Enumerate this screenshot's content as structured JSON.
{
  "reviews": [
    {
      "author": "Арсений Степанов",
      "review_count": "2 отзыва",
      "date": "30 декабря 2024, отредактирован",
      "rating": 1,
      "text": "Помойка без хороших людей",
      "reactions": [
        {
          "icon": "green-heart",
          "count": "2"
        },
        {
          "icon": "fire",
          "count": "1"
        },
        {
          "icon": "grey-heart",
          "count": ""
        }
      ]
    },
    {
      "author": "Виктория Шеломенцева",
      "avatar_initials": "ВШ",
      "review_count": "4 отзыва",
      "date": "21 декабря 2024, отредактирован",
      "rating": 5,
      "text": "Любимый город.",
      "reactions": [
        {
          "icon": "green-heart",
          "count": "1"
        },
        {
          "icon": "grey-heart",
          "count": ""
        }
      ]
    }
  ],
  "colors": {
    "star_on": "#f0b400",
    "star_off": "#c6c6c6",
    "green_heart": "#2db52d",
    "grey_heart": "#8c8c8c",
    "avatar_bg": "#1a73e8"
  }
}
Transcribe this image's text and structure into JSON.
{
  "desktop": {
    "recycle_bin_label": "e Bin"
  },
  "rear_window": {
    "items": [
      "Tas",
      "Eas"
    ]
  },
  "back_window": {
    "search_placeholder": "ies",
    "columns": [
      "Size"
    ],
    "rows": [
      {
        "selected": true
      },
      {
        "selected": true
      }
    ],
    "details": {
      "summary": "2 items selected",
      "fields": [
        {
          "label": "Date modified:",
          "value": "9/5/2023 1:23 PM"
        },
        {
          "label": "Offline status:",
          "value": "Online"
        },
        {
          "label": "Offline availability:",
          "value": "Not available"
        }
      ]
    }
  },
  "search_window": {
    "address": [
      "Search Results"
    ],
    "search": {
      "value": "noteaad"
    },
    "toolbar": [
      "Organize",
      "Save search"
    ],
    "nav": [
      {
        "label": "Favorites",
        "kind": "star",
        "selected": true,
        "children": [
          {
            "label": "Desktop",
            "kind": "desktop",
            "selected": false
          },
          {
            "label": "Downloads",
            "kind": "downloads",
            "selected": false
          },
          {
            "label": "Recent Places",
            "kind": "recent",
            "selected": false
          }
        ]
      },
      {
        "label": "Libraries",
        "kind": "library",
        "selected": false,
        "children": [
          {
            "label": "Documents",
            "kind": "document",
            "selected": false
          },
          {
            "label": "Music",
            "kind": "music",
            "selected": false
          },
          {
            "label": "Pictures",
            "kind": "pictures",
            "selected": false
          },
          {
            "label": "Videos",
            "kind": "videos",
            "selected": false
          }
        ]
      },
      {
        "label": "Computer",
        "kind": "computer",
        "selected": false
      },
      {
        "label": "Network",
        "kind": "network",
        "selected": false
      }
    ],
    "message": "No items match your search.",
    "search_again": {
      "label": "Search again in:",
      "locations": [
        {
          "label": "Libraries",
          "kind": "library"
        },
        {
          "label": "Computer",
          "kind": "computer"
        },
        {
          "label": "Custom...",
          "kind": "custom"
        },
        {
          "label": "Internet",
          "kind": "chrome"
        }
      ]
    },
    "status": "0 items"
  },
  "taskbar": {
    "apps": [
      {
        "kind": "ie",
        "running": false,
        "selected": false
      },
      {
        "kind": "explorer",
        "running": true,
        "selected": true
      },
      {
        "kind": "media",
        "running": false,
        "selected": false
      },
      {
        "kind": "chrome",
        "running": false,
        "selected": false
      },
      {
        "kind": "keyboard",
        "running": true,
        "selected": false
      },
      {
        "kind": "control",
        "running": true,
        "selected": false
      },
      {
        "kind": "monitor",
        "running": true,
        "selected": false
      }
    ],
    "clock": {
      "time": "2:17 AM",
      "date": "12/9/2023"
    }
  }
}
★ ★ ★ ★ ★
Written instruction ▸
Gather every line containing the word "status" and copy it.

Answer to the problem ▸
          "label": "Offline status:",
    "status": "0 items"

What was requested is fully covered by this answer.